- Exercise directions: Wherever pictures occur in the entries below, leave them out and retype the rest exactly.

------ Records for the task ------

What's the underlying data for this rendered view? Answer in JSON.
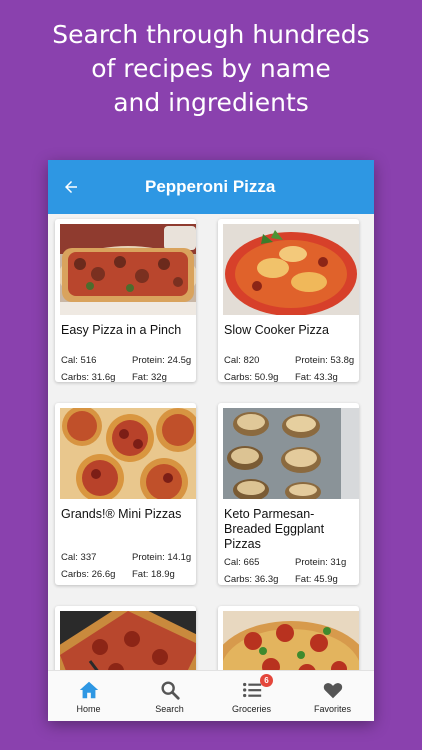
{
  "promo": {
    "line1": "Search through hundreds",
    "line2": "of recipes by name",
    "line3": "and ingredients"
  },
  "appbar": {
    "title": "Pepperoni Pizza",
    "back_icon": "arrow-left-icon",
    "color": "#2e97e3"
  },
  "recipes": [
    {
      "title": "Easy Pizza in a Pinch",
      "cal": "Cal: 516",
      "protein": "Protein: 24.5g",
      "carbs": "Carbs: 31.6g",
      "fat": "Fat: 32g"
    },
    {
      "title": "Slow Cooker Pizza",
      "cal": "Cal: 820",
      "protein": "Protein: 53.8g",
      "carbs": "Carbs: 50.9g",
      "fat": "Fat: 43.3g"
    },
    {
      "title": "Grands!® Mini Pizzas",
      "cal": "Cal: 337",
      "protein": "Protein: 14.1g",
      "carbs": "Carbs: 26.6g",
      "fat": "Fat: 18.9g"
    },
    {
      "title": "Keto Parmesan-Breaded Eggplant Pizzas",
      "cal": "Cal: 665",
      "protein": "Protein: 31g",
      "carbs": "Carbs: 36.3g",
      "fat": "Fat: 45.9g"
    }
  ],
  "nav": {
    "items": [
      {
        "label": "Home",
        "icon": "home-icon",
        "active": true
      },
      {
        "label": "Search",
        "icon": "search-icon"
      },
      {
        "label": "Groceries",
        "icon": "list-icon",
        "badge": "6"
      },
      {
        "label": "Favorites",
        "icon": "heart-icon"
      }
    ],
    "active_color": "#2e97e3",
    "badge_color": "#e4463b"
  }
}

------

- Response to this task:
What's the underlying data for this rendered view? Answer in JSON.
{
  "promo": {
    "line1": "Search through hundreds",
    "line2": "of recipes by name",
    "line3": "and ingredients"
  },
  "appbar": {
    "title": "Pepperoni Pizza",
    "back_icon": "arrow-left-icon",
    "color": "#2e97e3"
  },
  "recipes": [
    {
      "title": "Easy Pizza in a Pinch",
      "cal": "Cal: 516",
      "protein": "Protein: 24.5g",
      "carbs": "Carbs: 31.6g",
      "fat": "Fat: 32g"
    },
    {
      "title": "Slow Cooker Pizza",
      "cal": "Cal: 820",
      "protein": "Protein: 53.8g",
      "carbs": "Carbs: 50.9g",
      "fat": "Fat: 43.3g"
    },
    {
      "title": "Grands!® Mini Pizzas",
      "cal": "Cal: 337",
      "protein": "Protein: 14.1g",
      "carbs": "Carbs: 26.6g",
      "fat": "Fat: 18.9g"
    },
    {
      "title": "Keto Parmesan-Breaded Eggplant Pizzas",
      "cal": "Cal: 665",
      "protein": "Protein: 31g",
      "carbs": "Carbs: 36.3g",
      "fat": "Fat: 45.9g"
    }
  ],
  "nav": {
    "items": [
      {
        "label": "Home",
        "icon": "home-icon",
        "active": true
      },
      {
        "label": "Search",
        "icon": "search-icon"
      },
      {
        "label": "Groceries",
        "icon": "list-icon",
        "badge": "6"
      },
      {
        "label": "Favorites",
        "icon": "heart-icon"
      }
    ],
    "active_color": "#2e97e3",
    "badge_color": "#e4463b"
  }
}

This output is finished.